Make an exact copy of all the entries below, with the pictures left out.

- **Provided data**
━━━━━━━━━━
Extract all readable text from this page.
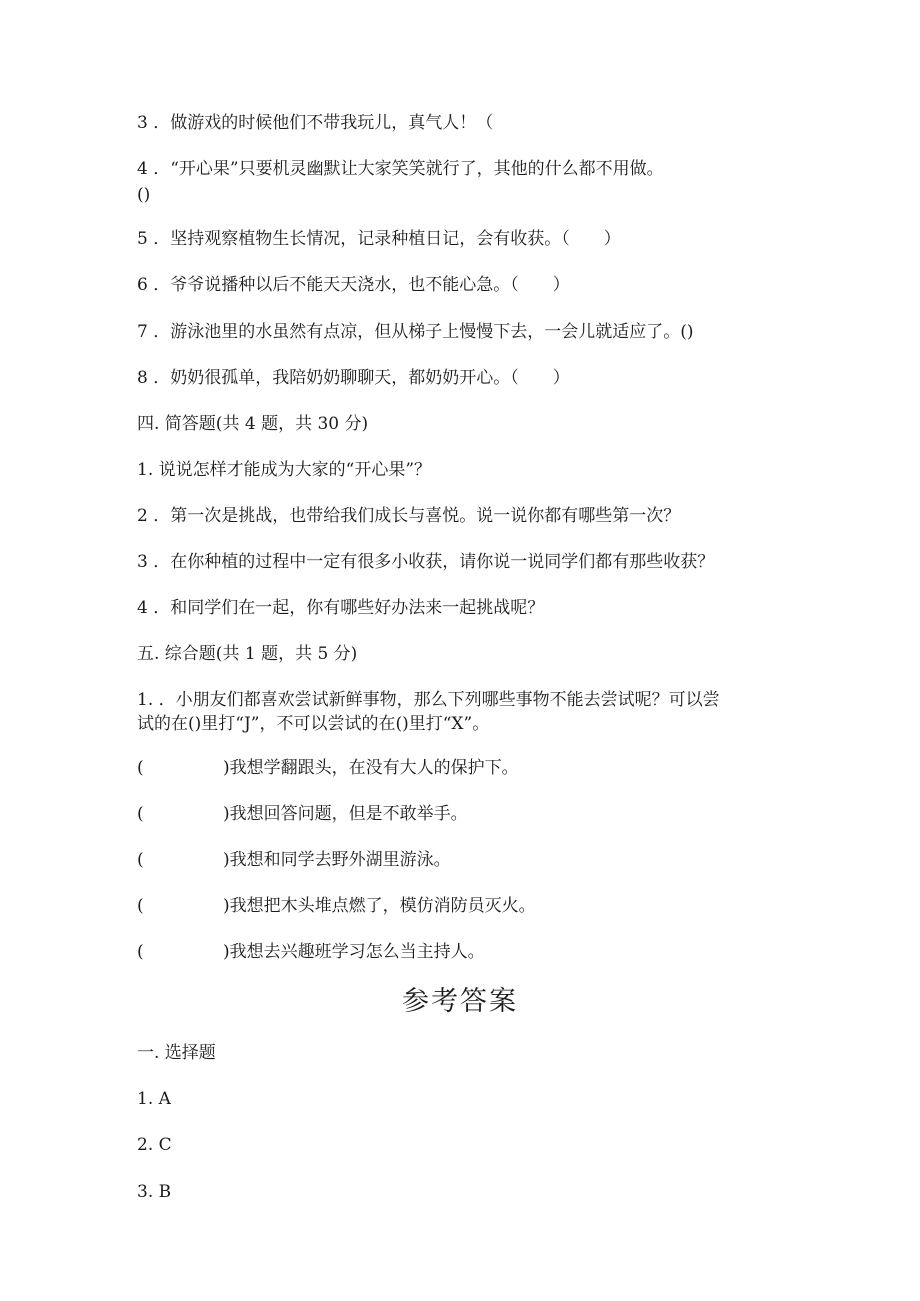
3 ．做游戏的时候他们不带我玩儿，真气人！（
4 ．“开心果”只要机灵幽默让大家笑笑就行了，其他的什么都不用做。
()
5 ．坚持观察植物生长情况，记录种植日记，会有收获。（　　）
6 ．爷爷说播种以后不能天天浇水，也不能心急。（　　）
7 ．游泳池里的水虽然有点凉，但从梯子上慢慢下去，一会儿就适应了。()
8 ．奶奶很孤单，我陪奶奶聊聊天，都奶奶开心。（　　）
四. 简答题(共 4 题，共 30 分)
1. 说说怎样才能成为大家的“开心果”？
2 ．第一次是挑战，也带给我们成长与喜悦。说一说你都有哪些第一次？
3 ．在你种植的过程中一定有很多小收获，请你说一说同学们都有那些收获？
4 ．和同学们在一起，你有哪些好办法来一起挑战呢？
五. 综合题(共 1 题，共 5 分)
1. ．小朋友们都喜欢尝试新鲜事物，那么下列哪些事物不能去尝试呢？可以尝
试的在()里打“J”，不可以尝试的在()里打“X”。
(	)我想学翻跟头，在没有大人的保护下。
(	)我想回答问题，但是不敢举手。
(	)我想和同学去野外湖里游泳。
(	)我想把木头堆点燃了，模仿消防员灭火。
(	)我想去兴趣班学习怎么当主持人。
参考答案
一. 选择题
1. A
2. C
3. B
━━━━━━━━━━
- **The answer**
Extract all readable text from this page.
3 ．做游戏的时候他们不带我玩儿，真气人！（
4 ．“开心果”只要机灵幽默让大家笑笑就行了，其他的什么都不用做。
()
5 ．坚持观察植物生长情况，记录种植日记，会有收获。（　　）
6 ．爷爷说播种以后不能天天浇水，也不能心急。（　　）
7 ．游泳池里的水虽然有点凉，但从梯子上慢慢下去，一会儿就适应了。()
8 ．奶奶很孤单，我陪奶奶聊聊天，都奶奶开心。（　　）
四. 简答题(共 4 题，共 30 分)
1. 说说怎样才能成为大家的“开心果”？
2 ．第一次是挑战，也带给我们成长与喜悦。说一说你都有哪些第一次？
3 ．在你种植的过程中一定有很多小收获，请你说一说同学们都有那些收获？
4 ．和同学们在一起，你有哪些好办法来一起挑战呢？
五. 综合题(共 1 题，共 5 分)
1. ．小朋友们都喜欢尝试新鲜事物，那么下列哪些事物不能去尝试呢？可以尝
试的在()里打“J”，不可以尝试的在()里打“X”。
(	)我想学翻跟头，在没有大人的保护下。
(	)我想回答问题，但是不敢举手。
(	)我想和同学去野外湖里游泳。
(	)我想把木头堆点燃了，模仿消防员灭火。
(	)我想去兴趣班学习怎么当主持人。
参考答案
一. 选择题
1. A
2. C
3. B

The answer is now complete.